◆ Exercise brief ◆
Your task is to copy every line of the records below that contains "congruent".

◆ Data extracted from a collection ◆
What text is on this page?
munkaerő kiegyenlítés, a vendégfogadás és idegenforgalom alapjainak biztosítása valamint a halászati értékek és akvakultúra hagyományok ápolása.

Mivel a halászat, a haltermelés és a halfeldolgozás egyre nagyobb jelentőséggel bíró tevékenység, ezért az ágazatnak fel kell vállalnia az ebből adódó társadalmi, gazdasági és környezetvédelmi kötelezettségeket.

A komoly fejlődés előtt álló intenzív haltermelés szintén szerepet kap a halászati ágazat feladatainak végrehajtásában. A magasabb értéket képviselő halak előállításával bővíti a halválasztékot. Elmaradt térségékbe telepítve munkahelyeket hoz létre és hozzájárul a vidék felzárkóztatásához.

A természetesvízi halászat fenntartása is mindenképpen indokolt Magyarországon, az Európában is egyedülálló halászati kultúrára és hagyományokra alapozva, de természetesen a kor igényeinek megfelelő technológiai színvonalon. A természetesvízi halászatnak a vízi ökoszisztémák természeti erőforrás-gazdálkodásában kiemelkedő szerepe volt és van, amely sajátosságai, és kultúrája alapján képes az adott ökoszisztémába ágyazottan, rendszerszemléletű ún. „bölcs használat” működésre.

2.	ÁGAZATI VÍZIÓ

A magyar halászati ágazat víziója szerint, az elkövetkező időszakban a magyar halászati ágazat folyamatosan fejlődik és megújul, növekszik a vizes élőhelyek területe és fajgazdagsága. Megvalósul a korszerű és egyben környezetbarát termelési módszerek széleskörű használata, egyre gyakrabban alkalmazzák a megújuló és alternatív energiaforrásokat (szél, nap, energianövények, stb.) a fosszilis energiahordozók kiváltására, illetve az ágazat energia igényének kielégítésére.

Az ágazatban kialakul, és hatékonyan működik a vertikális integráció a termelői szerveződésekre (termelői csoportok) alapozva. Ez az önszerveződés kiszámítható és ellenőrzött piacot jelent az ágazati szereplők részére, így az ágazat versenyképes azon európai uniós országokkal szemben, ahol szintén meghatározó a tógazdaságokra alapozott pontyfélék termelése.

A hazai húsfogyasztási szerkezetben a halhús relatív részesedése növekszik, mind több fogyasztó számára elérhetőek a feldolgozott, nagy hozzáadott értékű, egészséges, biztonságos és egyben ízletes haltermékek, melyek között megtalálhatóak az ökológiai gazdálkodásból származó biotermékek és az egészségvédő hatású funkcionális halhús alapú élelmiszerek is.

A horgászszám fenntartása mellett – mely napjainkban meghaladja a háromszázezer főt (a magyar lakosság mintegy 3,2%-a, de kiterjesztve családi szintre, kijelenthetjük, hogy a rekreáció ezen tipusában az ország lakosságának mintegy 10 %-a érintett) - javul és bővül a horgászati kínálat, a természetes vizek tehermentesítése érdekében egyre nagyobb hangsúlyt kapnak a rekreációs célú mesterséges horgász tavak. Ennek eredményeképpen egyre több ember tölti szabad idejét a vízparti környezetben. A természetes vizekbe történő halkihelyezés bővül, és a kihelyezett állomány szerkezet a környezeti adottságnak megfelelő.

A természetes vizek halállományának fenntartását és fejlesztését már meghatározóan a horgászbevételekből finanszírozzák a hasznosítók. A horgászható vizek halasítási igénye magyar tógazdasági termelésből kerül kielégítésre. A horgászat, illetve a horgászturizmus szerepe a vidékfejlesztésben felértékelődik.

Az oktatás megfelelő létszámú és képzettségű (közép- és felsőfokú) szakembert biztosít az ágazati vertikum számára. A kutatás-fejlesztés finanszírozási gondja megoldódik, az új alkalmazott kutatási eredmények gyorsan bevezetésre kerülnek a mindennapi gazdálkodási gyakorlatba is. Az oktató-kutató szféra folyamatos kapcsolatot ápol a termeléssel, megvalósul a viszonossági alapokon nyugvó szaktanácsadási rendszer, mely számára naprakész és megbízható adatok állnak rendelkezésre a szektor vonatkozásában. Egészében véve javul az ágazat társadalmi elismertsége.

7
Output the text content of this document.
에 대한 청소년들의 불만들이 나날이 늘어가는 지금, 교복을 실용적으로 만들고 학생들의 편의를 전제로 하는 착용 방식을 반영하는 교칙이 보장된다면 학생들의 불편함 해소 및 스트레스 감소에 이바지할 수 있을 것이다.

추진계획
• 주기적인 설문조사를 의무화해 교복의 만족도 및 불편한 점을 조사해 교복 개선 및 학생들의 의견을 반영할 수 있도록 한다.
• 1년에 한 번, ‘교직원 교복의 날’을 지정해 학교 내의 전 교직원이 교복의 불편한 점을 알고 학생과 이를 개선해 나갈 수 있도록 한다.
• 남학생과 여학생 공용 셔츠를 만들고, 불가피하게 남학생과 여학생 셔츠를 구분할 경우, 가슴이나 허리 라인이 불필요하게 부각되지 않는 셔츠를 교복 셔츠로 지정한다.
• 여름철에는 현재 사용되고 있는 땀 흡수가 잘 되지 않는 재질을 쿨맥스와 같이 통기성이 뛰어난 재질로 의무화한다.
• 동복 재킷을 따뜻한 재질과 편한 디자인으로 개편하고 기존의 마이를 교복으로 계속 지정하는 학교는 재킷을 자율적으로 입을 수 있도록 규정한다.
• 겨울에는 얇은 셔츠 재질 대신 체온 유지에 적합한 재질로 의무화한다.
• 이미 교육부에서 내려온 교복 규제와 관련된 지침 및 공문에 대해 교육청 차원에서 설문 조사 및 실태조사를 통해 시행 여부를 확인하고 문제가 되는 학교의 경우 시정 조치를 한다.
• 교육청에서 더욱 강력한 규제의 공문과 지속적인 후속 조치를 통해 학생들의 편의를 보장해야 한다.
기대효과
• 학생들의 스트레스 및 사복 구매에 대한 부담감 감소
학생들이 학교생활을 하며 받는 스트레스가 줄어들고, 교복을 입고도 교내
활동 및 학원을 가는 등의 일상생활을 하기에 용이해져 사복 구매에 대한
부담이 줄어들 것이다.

...

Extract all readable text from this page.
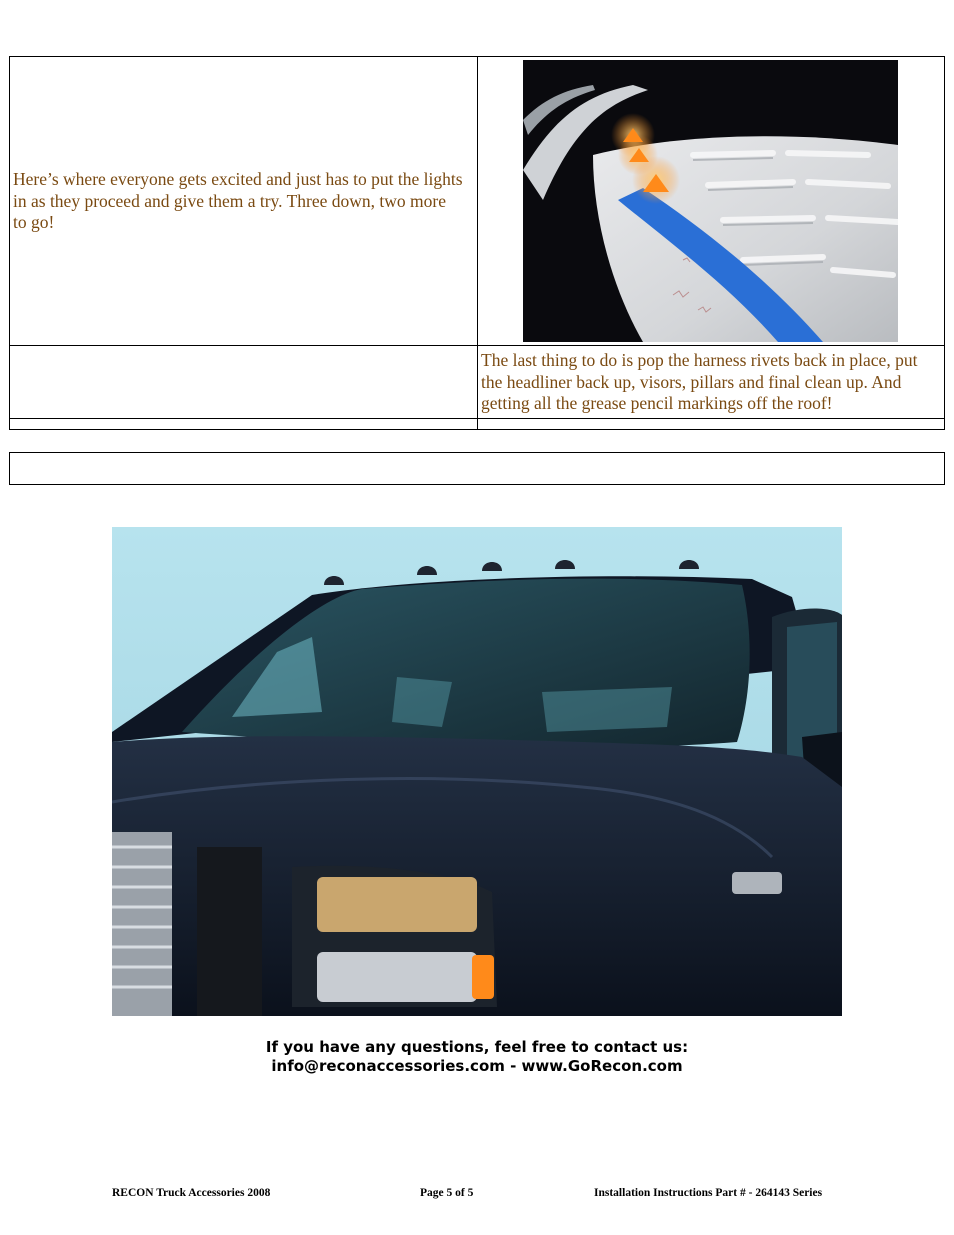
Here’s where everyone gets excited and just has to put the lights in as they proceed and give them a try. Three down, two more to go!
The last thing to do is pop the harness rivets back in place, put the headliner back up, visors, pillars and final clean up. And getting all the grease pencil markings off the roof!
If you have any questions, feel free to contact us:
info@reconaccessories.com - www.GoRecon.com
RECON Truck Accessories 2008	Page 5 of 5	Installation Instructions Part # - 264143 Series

--

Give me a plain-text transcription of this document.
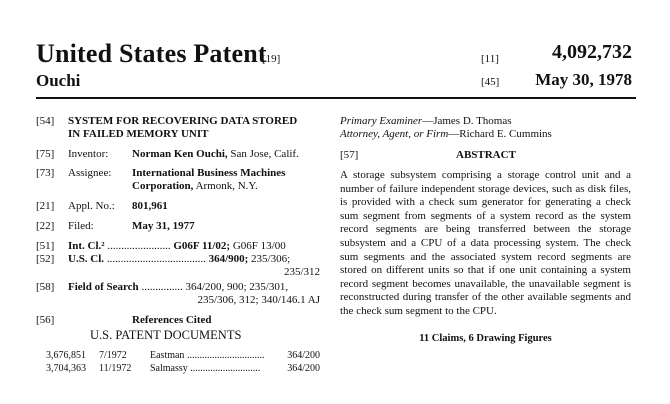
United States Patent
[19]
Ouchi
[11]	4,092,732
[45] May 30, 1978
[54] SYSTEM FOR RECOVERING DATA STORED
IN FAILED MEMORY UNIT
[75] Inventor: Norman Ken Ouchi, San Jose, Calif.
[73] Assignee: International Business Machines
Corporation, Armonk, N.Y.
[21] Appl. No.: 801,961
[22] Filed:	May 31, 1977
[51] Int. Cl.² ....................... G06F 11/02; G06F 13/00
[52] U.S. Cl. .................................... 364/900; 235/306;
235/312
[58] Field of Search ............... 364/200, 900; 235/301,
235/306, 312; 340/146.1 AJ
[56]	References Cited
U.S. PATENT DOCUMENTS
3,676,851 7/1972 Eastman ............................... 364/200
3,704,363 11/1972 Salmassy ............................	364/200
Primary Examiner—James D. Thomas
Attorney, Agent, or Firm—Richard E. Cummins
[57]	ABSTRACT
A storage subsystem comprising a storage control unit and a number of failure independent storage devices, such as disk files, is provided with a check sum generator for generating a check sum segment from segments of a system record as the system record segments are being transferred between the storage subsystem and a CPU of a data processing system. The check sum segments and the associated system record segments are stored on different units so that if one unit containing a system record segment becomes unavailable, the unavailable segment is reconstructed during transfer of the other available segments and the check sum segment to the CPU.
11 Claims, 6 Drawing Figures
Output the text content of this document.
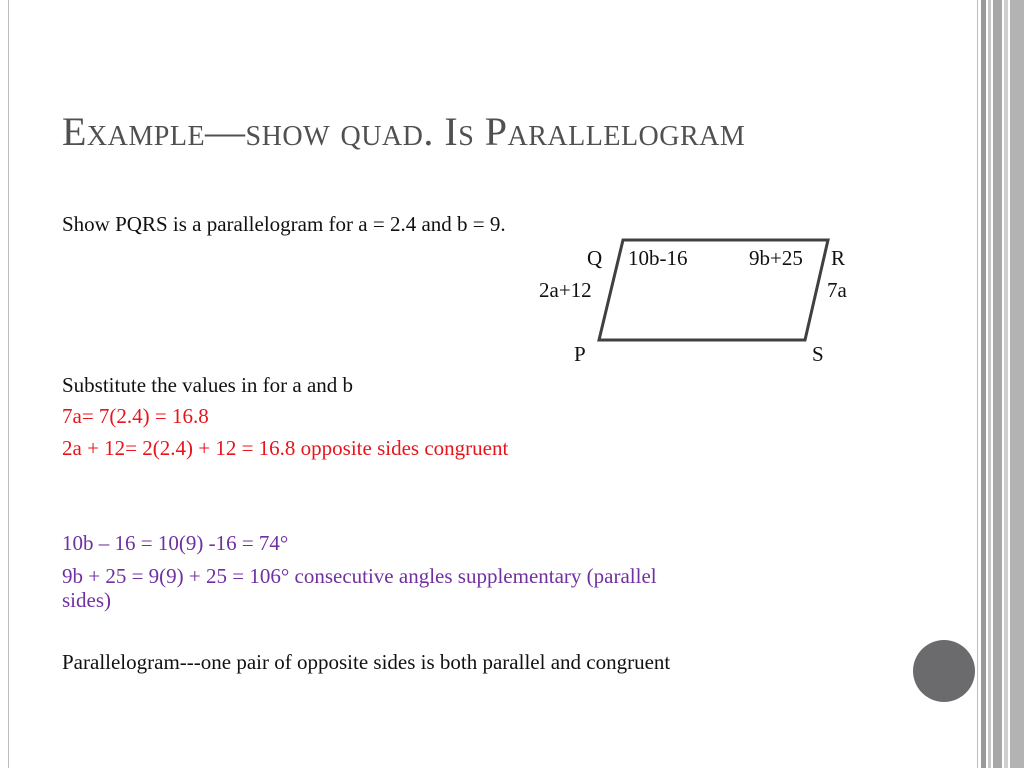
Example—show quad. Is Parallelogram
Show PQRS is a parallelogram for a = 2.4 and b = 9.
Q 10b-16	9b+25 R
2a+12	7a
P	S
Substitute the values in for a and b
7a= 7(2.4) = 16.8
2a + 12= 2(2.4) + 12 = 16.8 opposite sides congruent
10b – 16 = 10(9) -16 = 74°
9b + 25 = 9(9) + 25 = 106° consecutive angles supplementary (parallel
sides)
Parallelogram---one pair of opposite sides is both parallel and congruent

◆ Written solution ◆
2a + 12= 2(2.4) + 12 = 16.8 opposite sides congruent
Parallelogram---one pair of opposite sides is both parallel and congruent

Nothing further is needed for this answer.